• INSTRUCTION
Rewrite the lines below with every "legend-label" changed to "legend-entry", keeping everything else the same, and leave out the picture.

# RECORDS TO PROCESS start

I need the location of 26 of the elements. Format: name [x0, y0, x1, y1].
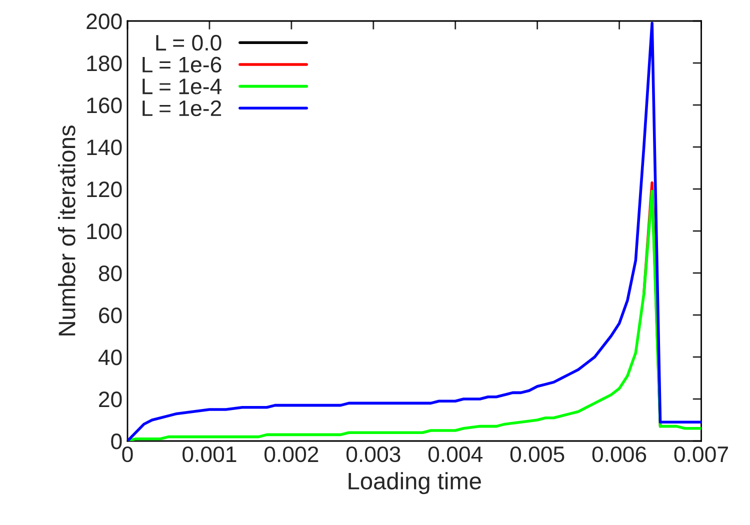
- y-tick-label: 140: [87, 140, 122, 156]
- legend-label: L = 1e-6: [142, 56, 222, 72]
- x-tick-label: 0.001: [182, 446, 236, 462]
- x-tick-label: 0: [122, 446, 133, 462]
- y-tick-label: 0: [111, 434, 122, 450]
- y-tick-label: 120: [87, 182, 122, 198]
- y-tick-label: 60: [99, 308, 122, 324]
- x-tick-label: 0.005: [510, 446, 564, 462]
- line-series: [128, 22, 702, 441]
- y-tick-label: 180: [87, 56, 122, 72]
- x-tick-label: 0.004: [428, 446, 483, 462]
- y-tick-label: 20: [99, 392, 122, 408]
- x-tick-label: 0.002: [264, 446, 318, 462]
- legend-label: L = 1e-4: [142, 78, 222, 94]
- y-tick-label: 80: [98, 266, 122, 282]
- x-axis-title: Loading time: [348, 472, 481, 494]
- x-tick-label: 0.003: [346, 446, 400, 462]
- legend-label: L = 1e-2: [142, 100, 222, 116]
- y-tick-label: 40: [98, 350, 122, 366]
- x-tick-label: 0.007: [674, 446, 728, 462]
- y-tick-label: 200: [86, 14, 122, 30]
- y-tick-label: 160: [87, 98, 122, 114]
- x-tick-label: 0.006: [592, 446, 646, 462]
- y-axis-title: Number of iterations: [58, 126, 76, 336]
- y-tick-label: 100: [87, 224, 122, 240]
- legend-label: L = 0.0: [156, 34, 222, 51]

# RECORDS TO PROCESS end

• EXPECTED OUTPUT
I need the location of 26 of the elements. Format: name [x0, y0, x1, y1].
- y-tick-label: 140: [87, 140, 122, 156]
- legend-entry: L = 1e-6: [142, 56, 222, 72]
- x-tick-label: 0.001: [182, 446, 236, 462]
- x-tick-label: 0: [122, 446, 133, 462]
- y-tick-label: 0: [111, 434, 122, 450]
- y-tick-label: 120: [87, 182, 122, 198]
- y-tick-label: 60: [99, 308, 122, 324]
- x-tick-label: 0.005: [510, 446, 564, 462]
- line-series: [128, 22, 702, 441]
- y-tick-label: 180: [87, 56, 122, 72]
- x-tick-label: 0.004: [428, 446, 483, 462]
- y-tick-label: 20: [99, 392, 122, 408]
- x-tick-label: 0.002: [264, 446, 318, 462]
- legend-entry: L = 1e-4: [142, 78, 222, 94]
- y-tick-label: 80: [98, 266, 122, 282]
- x-axis-title: Loading time: [348, 472, 481, 494]
- x-tick-label: 0.003: [346, 446, 400, 462]
- legend-entry: L = 1e-2: [142, 100, 222, 116]
- y-tick-label: 40: [98, 350, 122, 366]
- x-tick-label: 0.007: [674, 446, 728, 462]
- y-tick-label: 200: [86, 14, 122, 30]
- y-tick-label: 160: [87, 98, 122, 114]
- x-tick-label: 0.006: [592, 446, 646, 462]
- y-axis-title: Number of iterations: [58, 126, 76, 336]
- y-tick-label: 100: [87, 224, 122, 240]
- legend-entry: L = 0.0: [156, 34, 222, 51]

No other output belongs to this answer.